## Problem to solve
List each line in which the string "Fries" appears.

....

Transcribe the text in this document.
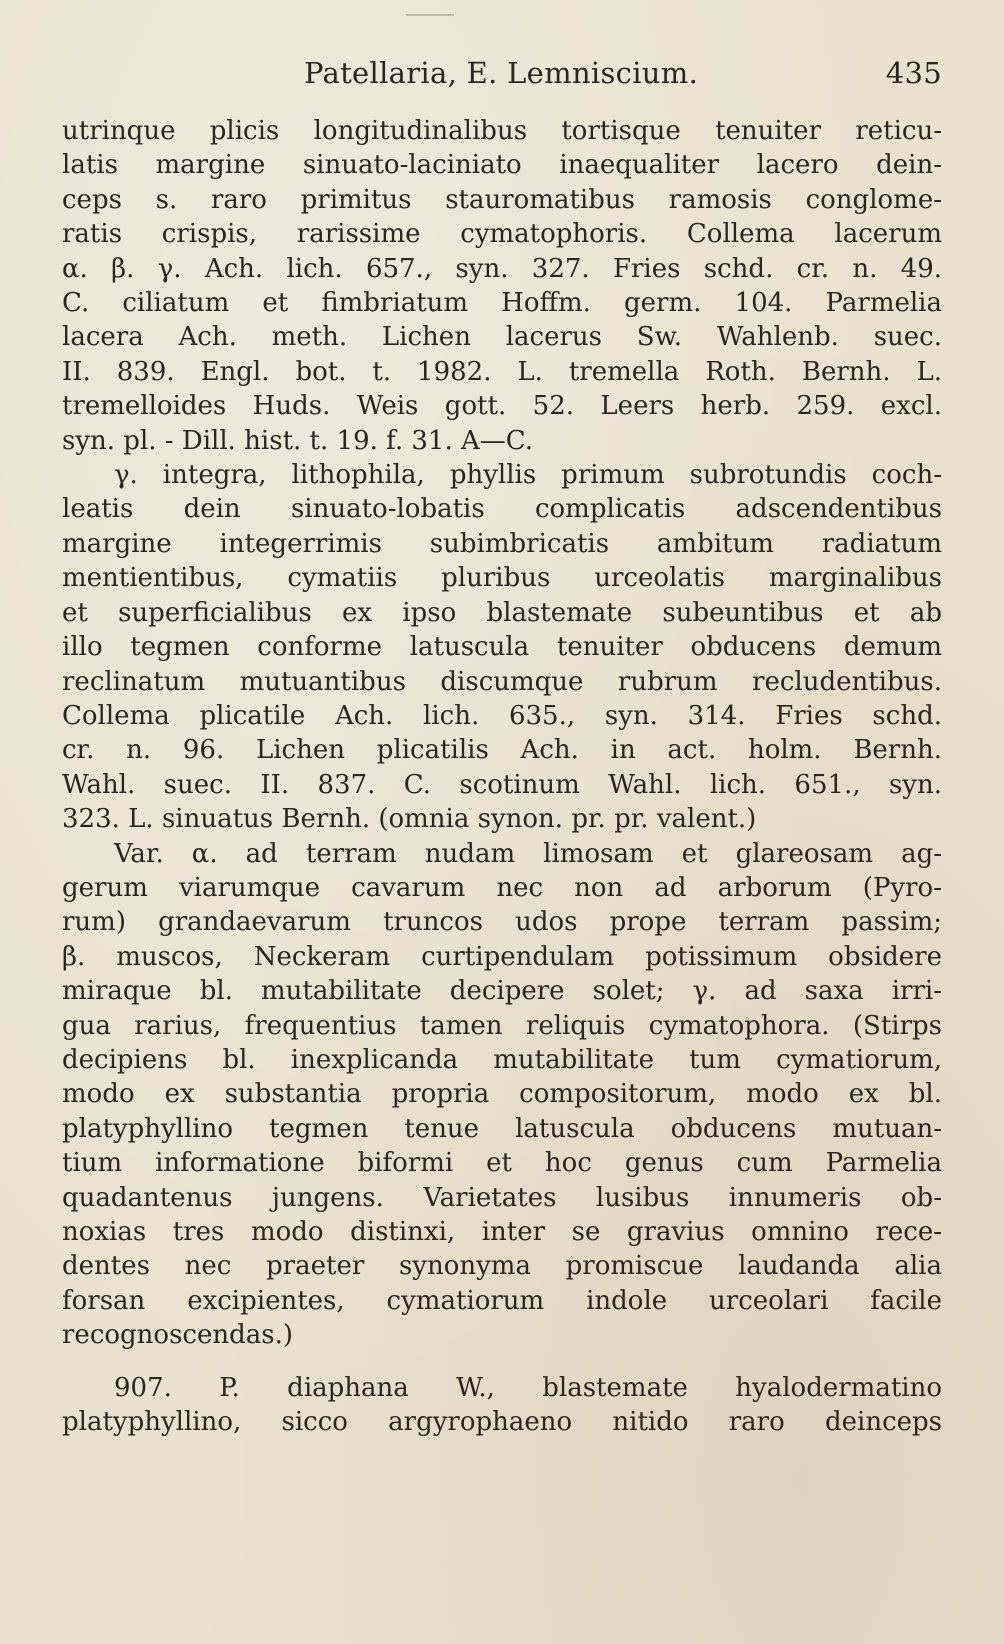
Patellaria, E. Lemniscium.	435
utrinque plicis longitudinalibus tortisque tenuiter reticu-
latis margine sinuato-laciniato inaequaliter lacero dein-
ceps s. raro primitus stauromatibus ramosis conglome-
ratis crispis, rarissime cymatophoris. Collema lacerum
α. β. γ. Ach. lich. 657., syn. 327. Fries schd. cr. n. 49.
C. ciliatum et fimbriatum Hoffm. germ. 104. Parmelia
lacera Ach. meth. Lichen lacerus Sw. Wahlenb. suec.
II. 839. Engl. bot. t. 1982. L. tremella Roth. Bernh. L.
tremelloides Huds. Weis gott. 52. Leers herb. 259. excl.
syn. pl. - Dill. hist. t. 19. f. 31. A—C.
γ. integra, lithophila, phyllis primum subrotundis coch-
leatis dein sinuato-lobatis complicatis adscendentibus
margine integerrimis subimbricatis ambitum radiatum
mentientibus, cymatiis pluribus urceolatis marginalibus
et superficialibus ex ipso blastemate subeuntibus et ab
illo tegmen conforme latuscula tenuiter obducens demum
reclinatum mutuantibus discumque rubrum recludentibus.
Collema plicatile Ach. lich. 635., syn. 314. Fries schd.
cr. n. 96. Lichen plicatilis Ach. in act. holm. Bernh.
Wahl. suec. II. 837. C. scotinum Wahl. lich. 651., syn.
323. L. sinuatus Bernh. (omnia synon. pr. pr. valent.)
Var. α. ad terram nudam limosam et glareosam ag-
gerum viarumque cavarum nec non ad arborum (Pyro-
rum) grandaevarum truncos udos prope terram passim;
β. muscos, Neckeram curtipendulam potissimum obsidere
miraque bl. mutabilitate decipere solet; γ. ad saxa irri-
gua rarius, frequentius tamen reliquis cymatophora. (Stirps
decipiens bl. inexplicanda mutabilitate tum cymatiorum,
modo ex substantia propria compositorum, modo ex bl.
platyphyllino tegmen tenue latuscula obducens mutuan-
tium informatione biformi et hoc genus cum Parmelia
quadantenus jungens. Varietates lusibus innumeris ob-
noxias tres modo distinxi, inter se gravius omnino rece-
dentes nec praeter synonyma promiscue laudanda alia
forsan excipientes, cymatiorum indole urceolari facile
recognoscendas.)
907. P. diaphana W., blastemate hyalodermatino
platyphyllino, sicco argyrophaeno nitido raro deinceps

....

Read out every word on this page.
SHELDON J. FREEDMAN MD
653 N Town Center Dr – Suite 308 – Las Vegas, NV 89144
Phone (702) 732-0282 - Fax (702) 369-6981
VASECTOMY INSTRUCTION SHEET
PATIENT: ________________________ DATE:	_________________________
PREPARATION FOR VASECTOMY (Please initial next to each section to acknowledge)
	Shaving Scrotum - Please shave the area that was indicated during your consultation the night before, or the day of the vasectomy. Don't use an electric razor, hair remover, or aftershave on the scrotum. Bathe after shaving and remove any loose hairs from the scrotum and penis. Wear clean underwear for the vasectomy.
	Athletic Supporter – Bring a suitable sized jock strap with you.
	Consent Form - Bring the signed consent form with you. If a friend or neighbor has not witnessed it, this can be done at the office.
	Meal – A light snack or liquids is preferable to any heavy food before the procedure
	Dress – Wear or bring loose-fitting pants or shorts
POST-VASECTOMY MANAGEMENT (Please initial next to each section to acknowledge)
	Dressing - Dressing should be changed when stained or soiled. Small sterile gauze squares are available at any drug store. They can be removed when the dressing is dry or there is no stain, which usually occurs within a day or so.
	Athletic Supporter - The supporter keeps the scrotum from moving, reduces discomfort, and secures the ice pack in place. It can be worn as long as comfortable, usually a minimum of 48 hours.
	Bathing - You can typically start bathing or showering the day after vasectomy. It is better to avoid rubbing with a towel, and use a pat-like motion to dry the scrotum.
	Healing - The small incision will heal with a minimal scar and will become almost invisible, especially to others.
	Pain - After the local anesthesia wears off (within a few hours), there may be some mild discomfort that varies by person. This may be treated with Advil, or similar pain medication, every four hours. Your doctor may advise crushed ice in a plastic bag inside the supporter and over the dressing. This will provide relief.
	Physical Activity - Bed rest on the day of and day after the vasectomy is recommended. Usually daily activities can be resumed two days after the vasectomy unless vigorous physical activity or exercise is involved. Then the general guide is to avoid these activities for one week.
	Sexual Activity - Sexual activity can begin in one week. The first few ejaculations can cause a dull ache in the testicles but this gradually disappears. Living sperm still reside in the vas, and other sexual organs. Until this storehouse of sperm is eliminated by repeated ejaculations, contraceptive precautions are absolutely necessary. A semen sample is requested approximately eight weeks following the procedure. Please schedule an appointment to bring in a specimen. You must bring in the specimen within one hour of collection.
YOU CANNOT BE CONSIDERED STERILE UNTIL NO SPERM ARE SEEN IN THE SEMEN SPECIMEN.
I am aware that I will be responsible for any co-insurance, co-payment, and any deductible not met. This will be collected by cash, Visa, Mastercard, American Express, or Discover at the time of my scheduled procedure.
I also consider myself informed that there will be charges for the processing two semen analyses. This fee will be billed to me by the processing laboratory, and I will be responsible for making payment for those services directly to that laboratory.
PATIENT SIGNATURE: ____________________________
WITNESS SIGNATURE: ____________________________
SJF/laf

....

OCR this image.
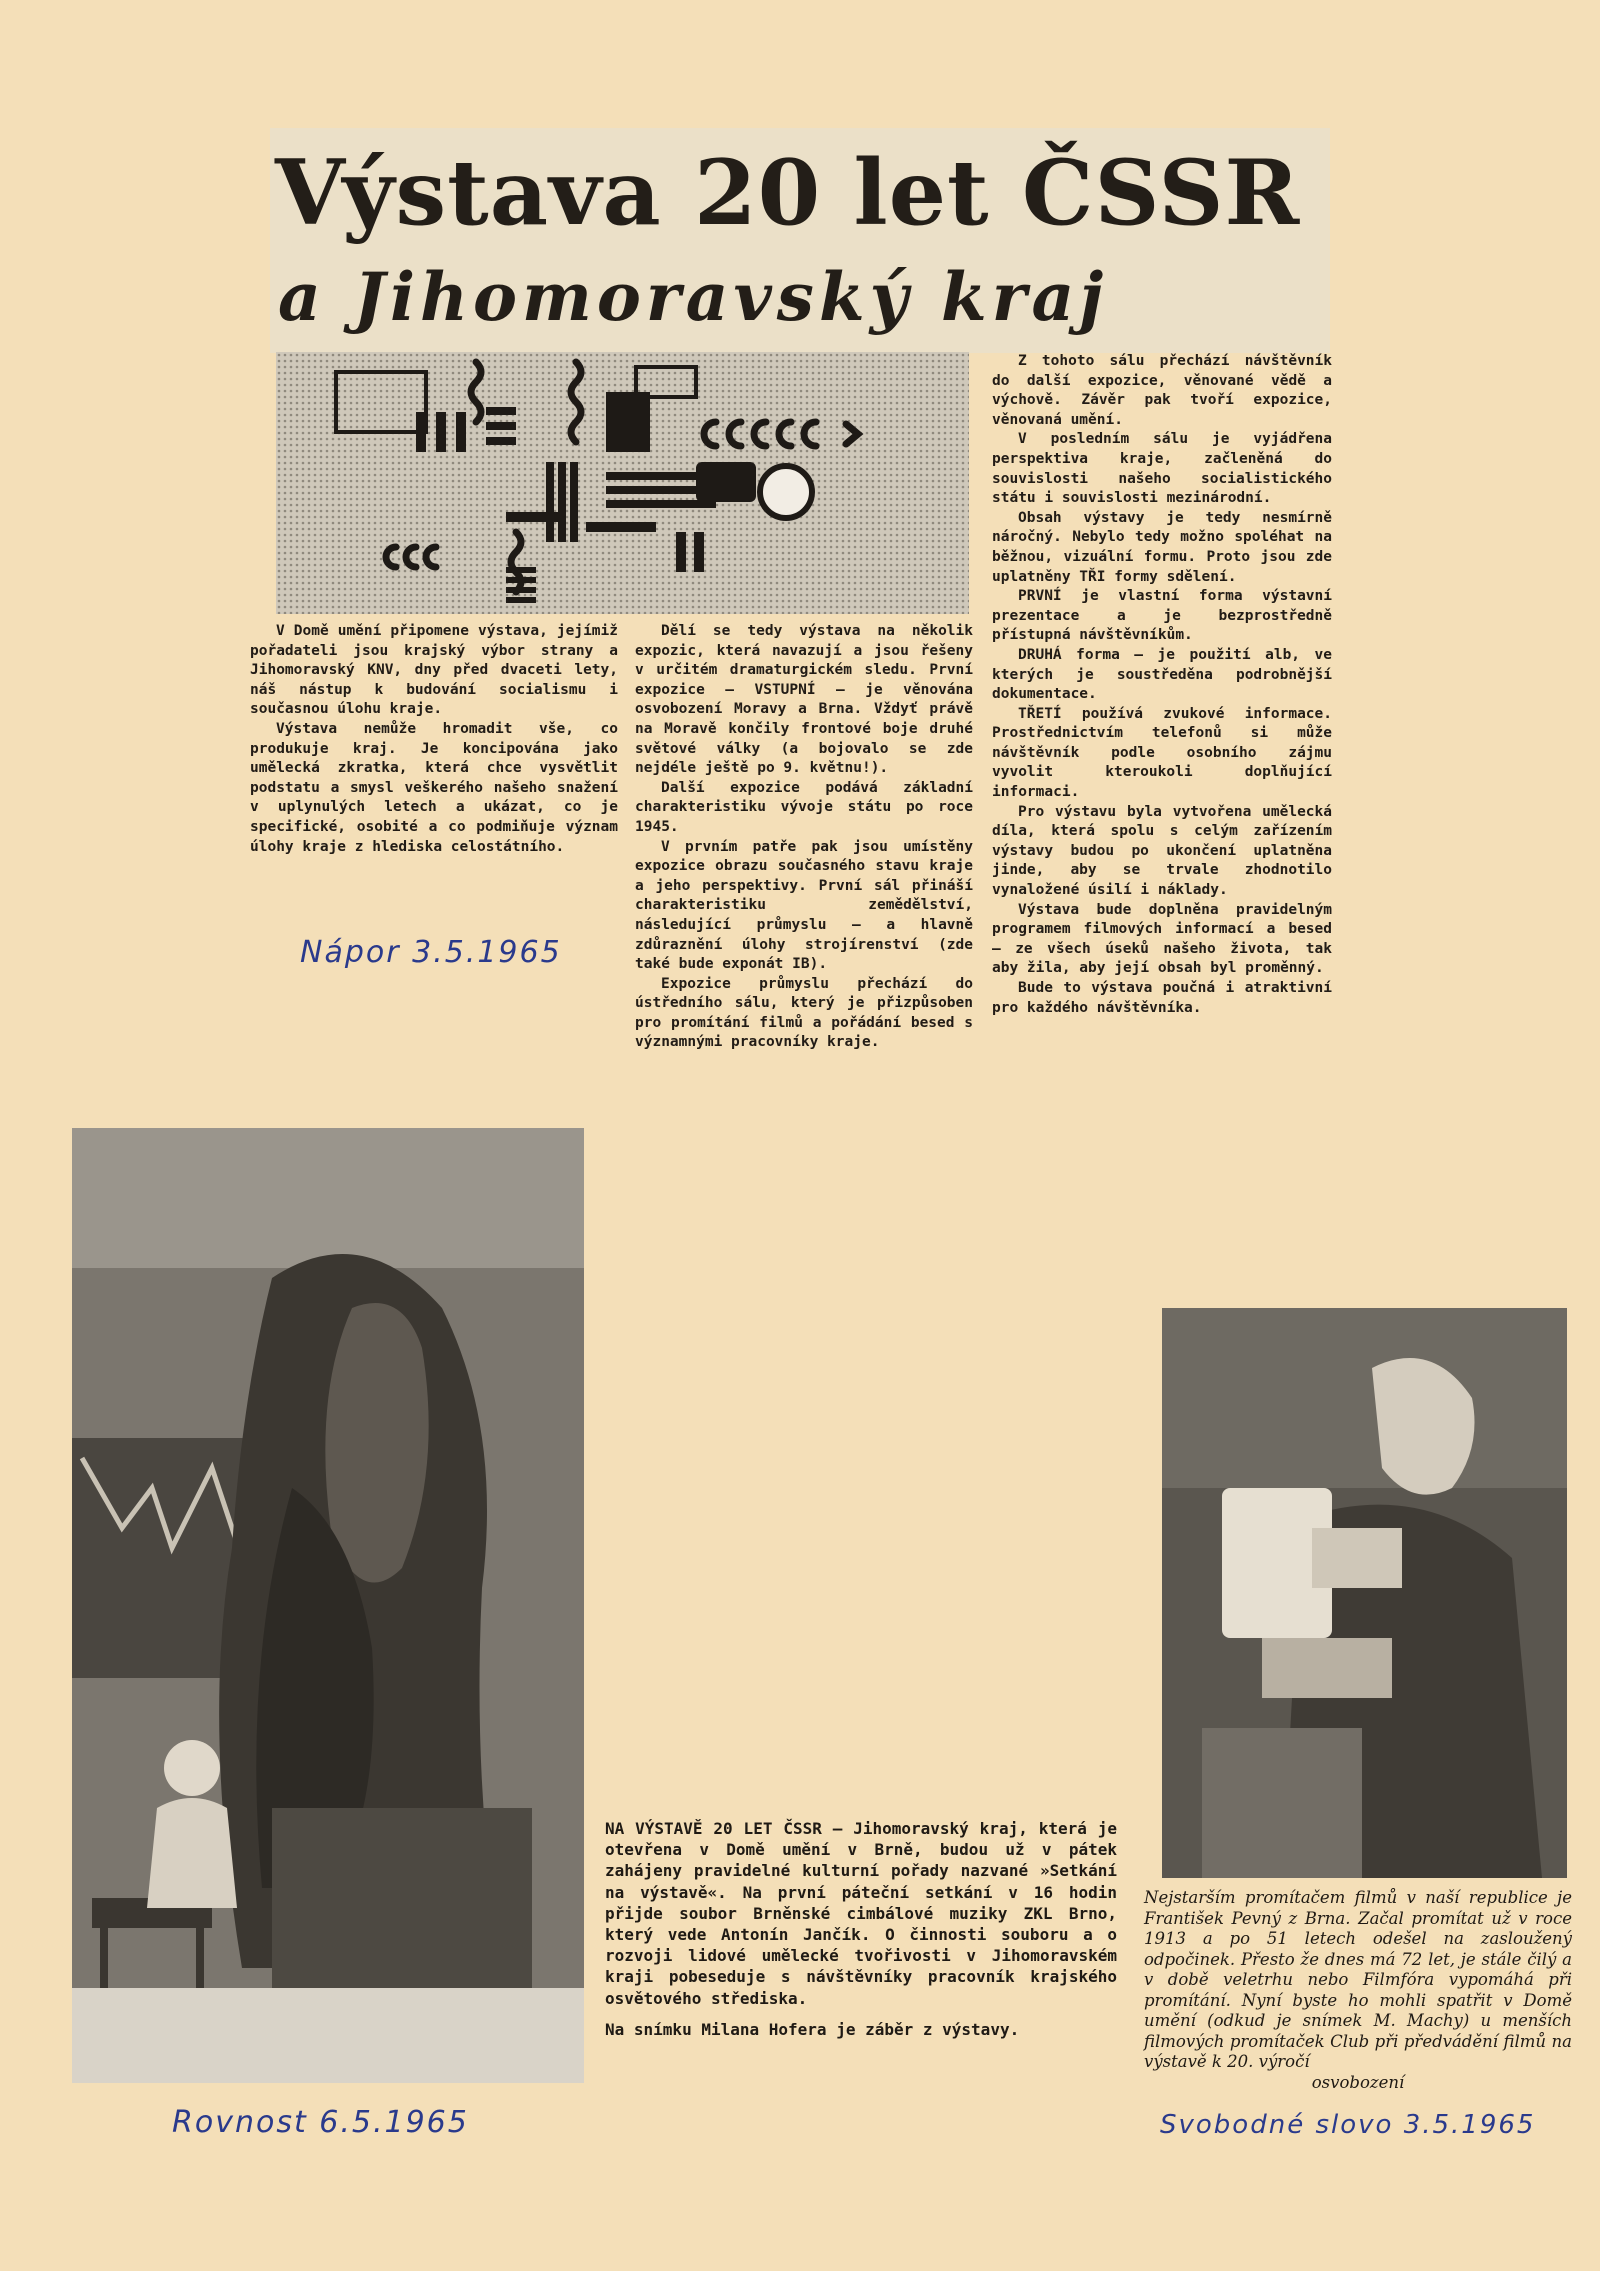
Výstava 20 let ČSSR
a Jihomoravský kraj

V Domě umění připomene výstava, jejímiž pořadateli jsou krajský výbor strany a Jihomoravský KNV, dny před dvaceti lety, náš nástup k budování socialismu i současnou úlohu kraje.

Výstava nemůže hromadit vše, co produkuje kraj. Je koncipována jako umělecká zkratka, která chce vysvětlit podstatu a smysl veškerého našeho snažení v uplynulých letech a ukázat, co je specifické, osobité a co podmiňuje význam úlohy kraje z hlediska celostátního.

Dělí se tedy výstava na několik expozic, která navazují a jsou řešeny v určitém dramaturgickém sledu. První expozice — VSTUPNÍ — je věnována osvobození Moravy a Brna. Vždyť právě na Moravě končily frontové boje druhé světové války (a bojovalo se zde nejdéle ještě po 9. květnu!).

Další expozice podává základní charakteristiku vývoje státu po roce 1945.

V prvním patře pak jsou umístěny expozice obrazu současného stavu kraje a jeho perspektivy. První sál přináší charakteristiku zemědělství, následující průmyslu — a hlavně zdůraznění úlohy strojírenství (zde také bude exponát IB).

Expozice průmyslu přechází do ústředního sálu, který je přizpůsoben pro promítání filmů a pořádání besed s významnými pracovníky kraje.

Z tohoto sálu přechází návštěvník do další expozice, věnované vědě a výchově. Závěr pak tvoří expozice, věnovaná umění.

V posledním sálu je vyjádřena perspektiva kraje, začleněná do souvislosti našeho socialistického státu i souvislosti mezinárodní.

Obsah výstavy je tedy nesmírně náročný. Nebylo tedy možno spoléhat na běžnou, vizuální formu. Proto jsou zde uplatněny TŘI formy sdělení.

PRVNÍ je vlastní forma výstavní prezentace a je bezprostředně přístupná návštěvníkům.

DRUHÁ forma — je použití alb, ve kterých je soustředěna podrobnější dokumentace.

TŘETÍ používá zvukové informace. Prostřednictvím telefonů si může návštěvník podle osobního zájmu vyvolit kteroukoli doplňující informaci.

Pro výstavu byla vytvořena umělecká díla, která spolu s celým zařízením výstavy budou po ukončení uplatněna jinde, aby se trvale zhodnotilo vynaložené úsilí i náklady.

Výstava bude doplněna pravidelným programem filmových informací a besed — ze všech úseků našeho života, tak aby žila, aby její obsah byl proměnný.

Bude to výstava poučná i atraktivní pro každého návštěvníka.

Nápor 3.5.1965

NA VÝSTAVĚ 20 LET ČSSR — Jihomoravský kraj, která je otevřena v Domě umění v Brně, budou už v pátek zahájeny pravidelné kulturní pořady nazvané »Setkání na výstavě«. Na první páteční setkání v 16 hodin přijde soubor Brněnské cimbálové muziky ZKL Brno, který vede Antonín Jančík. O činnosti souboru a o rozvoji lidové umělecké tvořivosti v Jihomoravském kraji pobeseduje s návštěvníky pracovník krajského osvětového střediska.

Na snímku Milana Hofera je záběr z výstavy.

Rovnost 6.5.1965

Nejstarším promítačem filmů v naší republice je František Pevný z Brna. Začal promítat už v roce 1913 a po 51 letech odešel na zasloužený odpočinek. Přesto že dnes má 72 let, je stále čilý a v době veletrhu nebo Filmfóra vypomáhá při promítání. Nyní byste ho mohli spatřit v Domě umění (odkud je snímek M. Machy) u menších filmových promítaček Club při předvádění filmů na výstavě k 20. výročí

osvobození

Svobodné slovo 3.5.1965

....

## Correct response
α. β. γ. Ach. lich. 657., syn. 327. Fries schd. cr. n. 49.
Collema plicatile Ach. lich. 635., syn. 314. Fries schd.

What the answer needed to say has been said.